> **ASSIGNMENT 1**:
In the passage on Manicoré's history, on what date was the district installed?
> **ASSIGNMENT 2**:
List every distinct year that appears in the passage on Manicoré's history.
> **ASSIGNMENT 3**:
Write out everything from "The following year, in" down to "Law no. 137." in the passage on Manicoré's history, word for word.

> **PASSAGE FOR REVIEW**:
################
The following year, in 1878, Law nº. 386, which makes Manicoré the seat of the Comarca do Rio Madeira. On December 12, 1881, the district was installed. From then on, Manicoré began to receive intense migration from the Northeast, who had fled mainly from the Great Drought of 1877-1878 and also attracted by the Rubber Cycle, which took place in Amazonas and in regions of the state of Acre. Due to its privileged geographic location, Manicoré was a passageway for migrants destined for Acre. Received city jurisdiction on May 15, 1896, by Law no. 137.
################
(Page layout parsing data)
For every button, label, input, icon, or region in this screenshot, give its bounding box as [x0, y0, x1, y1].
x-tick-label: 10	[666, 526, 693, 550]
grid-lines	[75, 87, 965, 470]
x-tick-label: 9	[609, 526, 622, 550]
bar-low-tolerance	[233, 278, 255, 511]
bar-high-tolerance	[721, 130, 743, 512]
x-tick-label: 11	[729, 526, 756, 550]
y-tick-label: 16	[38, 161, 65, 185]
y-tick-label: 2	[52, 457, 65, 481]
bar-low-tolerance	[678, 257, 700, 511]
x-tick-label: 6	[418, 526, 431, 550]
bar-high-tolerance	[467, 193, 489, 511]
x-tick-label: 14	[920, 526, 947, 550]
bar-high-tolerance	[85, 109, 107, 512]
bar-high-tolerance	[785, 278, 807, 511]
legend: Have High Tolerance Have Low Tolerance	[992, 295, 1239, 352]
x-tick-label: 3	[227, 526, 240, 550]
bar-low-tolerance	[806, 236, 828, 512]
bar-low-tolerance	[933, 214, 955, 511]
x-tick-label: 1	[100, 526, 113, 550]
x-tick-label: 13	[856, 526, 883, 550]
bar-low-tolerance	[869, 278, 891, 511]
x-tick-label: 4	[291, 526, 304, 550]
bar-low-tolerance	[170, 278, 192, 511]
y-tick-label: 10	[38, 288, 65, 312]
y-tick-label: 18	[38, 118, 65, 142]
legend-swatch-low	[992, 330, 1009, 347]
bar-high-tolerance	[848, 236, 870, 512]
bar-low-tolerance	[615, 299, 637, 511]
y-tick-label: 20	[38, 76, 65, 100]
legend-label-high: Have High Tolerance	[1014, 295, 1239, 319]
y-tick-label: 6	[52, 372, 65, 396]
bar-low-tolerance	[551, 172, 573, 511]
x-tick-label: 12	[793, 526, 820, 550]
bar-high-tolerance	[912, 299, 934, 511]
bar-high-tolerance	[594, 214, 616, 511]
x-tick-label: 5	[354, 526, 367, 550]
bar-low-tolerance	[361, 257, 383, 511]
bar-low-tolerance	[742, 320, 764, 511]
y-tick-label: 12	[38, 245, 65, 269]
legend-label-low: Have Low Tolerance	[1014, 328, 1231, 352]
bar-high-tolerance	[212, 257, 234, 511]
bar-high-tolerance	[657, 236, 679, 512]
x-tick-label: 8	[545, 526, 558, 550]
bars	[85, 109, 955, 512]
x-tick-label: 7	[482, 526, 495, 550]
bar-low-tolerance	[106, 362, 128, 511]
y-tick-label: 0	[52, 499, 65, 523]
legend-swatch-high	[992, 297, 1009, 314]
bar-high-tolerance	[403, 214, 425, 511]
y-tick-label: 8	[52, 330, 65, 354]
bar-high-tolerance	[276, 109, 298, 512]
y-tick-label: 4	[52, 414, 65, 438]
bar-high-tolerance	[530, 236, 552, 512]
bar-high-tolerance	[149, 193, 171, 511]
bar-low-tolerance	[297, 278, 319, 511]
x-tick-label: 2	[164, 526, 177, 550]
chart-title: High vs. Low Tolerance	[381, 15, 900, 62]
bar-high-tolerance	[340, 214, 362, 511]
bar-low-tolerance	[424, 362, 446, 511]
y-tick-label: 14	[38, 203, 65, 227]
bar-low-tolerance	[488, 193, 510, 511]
################
> **EXERCISE RESULT 1**:
December 12, 1881

> **EXERCISE RESULT 2**:
1877, 1878, 1881, 1896

> **EXERCISE RESULT 3**:
The following year, in 1878, Law nº. 386, which makes Manicoré the seat of the Comarca do Rio Madeira. On December 12, 1881, the district was installed. From then on, Manicoré began to receive intense migration from the Northeast, who had fled mainly from the Great Drought of 1877-1878 and also attracted by the Rubber Cycle, which took place in Amazonas and in regions of the state of Acre. Due to its privileged geographic location, Manicoré was a passageway for migrants destined for Acre. Received city jurisdiction on May 15, 1896, by Law no. 137.